## BEGIN

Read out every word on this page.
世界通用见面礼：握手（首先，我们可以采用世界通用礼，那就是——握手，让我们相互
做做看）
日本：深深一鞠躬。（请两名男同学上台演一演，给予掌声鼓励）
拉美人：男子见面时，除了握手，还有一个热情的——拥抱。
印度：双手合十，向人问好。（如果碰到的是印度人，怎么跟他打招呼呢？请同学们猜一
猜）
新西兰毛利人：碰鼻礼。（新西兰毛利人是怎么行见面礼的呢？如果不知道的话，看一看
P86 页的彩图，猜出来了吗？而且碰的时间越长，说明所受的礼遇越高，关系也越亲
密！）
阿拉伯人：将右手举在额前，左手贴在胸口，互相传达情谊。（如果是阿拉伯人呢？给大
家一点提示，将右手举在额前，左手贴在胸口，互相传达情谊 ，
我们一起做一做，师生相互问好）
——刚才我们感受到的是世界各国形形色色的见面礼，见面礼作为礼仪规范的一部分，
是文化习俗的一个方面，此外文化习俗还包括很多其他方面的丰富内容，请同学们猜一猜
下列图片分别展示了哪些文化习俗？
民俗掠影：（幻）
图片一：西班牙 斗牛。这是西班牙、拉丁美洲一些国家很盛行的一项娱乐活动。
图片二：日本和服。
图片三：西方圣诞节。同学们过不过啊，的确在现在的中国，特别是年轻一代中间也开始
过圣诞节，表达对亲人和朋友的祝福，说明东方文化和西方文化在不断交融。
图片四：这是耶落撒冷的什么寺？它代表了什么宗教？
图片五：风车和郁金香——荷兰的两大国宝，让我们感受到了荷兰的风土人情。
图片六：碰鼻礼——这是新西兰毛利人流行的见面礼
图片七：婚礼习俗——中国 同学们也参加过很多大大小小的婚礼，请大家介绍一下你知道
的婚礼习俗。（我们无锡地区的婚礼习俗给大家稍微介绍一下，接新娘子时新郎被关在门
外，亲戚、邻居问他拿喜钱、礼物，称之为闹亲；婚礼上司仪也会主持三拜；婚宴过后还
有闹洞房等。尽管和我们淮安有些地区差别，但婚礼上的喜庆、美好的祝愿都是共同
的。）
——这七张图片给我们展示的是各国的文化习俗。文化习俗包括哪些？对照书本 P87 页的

## END
## BEGIN

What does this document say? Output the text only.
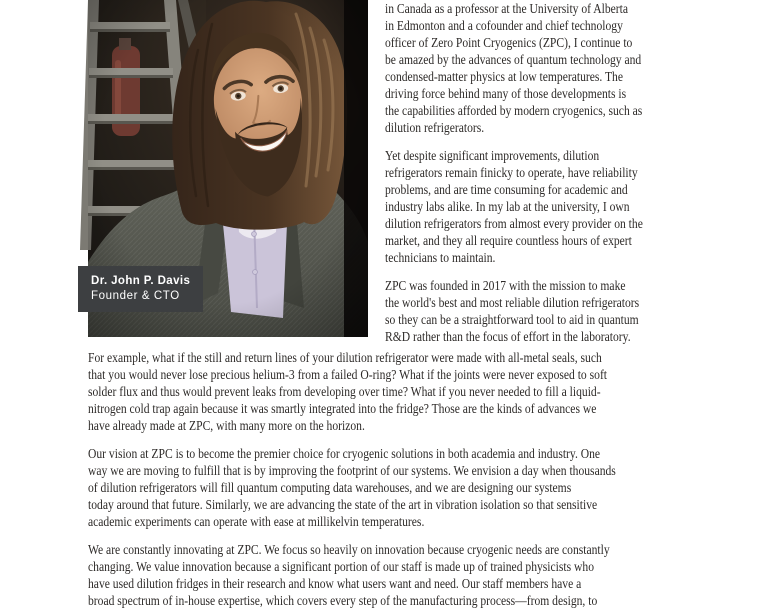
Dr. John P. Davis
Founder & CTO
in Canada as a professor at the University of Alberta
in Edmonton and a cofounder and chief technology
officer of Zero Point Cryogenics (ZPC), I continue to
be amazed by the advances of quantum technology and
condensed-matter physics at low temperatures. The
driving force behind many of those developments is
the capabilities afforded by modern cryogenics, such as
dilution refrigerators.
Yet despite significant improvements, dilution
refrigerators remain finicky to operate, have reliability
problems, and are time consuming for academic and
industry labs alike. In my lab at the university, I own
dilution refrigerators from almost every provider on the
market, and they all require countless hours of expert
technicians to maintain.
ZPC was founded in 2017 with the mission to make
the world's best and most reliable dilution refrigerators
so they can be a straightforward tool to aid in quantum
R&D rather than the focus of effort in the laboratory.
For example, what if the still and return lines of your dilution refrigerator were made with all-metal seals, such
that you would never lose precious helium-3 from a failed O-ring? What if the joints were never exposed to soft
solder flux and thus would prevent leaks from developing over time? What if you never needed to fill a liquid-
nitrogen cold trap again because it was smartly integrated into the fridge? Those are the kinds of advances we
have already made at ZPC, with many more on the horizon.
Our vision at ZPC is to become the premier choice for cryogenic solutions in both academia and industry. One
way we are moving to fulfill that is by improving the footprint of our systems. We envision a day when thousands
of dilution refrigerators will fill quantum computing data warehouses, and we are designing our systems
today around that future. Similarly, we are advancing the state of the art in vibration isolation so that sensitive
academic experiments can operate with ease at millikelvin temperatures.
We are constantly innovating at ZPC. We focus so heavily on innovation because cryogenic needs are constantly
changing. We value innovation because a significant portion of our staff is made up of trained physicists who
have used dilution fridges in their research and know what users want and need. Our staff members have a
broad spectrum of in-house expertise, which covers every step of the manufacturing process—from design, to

## END

**Requirement:** Using the listing, copy every line where the word "many" shows up.

**Response to the exercise:**
driving force behind many of those developments is
have already made at ZPC, with many more on the horizon.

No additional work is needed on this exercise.